▶ **PROBLEM TO WORK ON**: Your task is to copy every line of the records below that contains "охранных".

▶ **INPUT FOR THIS TASK**:
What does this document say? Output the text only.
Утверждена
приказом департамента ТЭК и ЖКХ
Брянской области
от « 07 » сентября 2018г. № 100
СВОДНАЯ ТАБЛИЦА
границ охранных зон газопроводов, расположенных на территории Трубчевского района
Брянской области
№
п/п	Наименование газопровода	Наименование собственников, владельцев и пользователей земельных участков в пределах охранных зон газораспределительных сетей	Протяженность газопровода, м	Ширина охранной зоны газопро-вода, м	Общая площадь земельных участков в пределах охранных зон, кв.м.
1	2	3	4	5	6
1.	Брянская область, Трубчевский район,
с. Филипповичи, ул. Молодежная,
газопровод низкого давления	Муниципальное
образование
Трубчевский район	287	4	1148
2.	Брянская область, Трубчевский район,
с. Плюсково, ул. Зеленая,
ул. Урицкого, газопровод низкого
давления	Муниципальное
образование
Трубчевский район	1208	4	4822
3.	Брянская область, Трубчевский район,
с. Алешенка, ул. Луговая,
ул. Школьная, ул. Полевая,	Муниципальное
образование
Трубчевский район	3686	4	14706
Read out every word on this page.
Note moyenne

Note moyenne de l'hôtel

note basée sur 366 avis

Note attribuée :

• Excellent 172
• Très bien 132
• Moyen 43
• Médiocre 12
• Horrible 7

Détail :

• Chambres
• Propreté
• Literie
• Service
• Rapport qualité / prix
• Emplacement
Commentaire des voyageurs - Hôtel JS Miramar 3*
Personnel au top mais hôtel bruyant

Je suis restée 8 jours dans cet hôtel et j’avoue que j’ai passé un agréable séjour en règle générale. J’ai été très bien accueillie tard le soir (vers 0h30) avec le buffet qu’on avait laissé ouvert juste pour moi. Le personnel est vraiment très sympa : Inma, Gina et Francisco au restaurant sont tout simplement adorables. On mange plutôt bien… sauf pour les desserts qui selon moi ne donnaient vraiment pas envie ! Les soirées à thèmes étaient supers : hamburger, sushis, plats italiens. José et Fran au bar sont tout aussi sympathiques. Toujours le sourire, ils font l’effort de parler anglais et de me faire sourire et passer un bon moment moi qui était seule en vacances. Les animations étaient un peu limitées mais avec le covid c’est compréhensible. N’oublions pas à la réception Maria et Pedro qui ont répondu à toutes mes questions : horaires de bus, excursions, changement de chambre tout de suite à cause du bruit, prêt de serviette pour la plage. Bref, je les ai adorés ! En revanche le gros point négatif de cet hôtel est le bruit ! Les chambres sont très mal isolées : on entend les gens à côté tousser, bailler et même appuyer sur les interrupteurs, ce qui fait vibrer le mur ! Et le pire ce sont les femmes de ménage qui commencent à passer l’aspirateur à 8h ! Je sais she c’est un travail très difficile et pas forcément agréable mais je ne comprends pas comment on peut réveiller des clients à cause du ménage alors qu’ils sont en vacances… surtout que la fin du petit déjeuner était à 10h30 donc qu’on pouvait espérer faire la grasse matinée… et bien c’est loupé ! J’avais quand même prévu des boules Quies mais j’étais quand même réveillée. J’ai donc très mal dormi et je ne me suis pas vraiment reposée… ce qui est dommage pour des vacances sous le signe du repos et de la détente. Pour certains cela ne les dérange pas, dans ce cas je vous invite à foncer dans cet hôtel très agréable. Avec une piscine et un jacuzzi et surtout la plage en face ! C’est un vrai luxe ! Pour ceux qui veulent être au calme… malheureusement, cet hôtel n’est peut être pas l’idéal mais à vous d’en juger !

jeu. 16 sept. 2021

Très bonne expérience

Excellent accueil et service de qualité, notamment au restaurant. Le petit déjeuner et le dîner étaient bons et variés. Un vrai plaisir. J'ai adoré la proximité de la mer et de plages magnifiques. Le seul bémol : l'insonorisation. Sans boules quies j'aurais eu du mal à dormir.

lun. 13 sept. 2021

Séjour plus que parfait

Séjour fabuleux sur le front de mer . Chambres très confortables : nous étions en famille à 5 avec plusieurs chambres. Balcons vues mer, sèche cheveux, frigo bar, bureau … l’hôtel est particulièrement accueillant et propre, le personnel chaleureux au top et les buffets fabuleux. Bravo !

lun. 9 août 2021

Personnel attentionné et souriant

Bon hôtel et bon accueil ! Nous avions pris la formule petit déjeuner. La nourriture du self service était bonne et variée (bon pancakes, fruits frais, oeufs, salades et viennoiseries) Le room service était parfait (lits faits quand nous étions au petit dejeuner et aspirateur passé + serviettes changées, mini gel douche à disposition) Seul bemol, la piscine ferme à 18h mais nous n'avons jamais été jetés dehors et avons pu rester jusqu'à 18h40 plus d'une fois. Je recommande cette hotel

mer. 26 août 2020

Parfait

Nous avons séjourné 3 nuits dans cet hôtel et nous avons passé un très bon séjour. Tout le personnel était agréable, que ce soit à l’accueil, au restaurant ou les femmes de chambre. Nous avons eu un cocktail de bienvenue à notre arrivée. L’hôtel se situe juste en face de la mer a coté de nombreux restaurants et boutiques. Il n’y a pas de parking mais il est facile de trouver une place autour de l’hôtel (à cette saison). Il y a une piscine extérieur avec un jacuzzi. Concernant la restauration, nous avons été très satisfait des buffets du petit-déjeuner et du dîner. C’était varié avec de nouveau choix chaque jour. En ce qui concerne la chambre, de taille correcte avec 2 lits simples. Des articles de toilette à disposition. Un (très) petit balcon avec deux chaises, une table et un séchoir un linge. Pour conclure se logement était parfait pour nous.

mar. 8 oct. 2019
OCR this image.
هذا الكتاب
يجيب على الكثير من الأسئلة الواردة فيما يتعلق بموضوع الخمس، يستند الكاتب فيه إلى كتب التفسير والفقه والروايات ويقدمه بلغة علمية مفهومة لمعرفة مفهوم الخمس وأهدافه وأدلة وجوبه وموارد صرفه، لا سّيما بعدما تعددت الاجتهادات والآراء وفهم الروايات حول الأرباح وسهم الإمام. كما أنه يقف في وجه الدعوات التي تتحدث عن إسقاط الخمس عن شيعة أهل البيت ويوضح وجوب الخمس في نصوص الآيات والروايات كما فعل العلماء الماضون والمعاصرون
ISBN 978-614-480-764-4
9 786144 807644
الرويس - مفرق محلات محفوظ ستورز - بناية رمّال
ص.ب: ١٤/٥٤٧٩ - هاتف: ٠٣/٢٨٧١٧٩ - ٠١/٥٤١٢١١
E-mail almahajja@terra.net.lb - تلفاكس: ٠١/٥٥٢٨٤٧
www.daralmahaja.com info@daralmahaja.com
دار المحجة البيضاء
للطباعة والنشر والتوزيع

▶ **REPLY TO THE TASK**:
границ охранных зон газопроводов, расположенных на территории Трубчевского района
п/п	Наименование газопровода	Наименование собственников, владельцев и пользователей земельных участков в пределах охранных зон газораспределительных сетей	Протяженность газопровода, м	Ширина охранной зоны газопро-вода, м	Общая площадь земельных участков в пределах охранных зон, кв.м.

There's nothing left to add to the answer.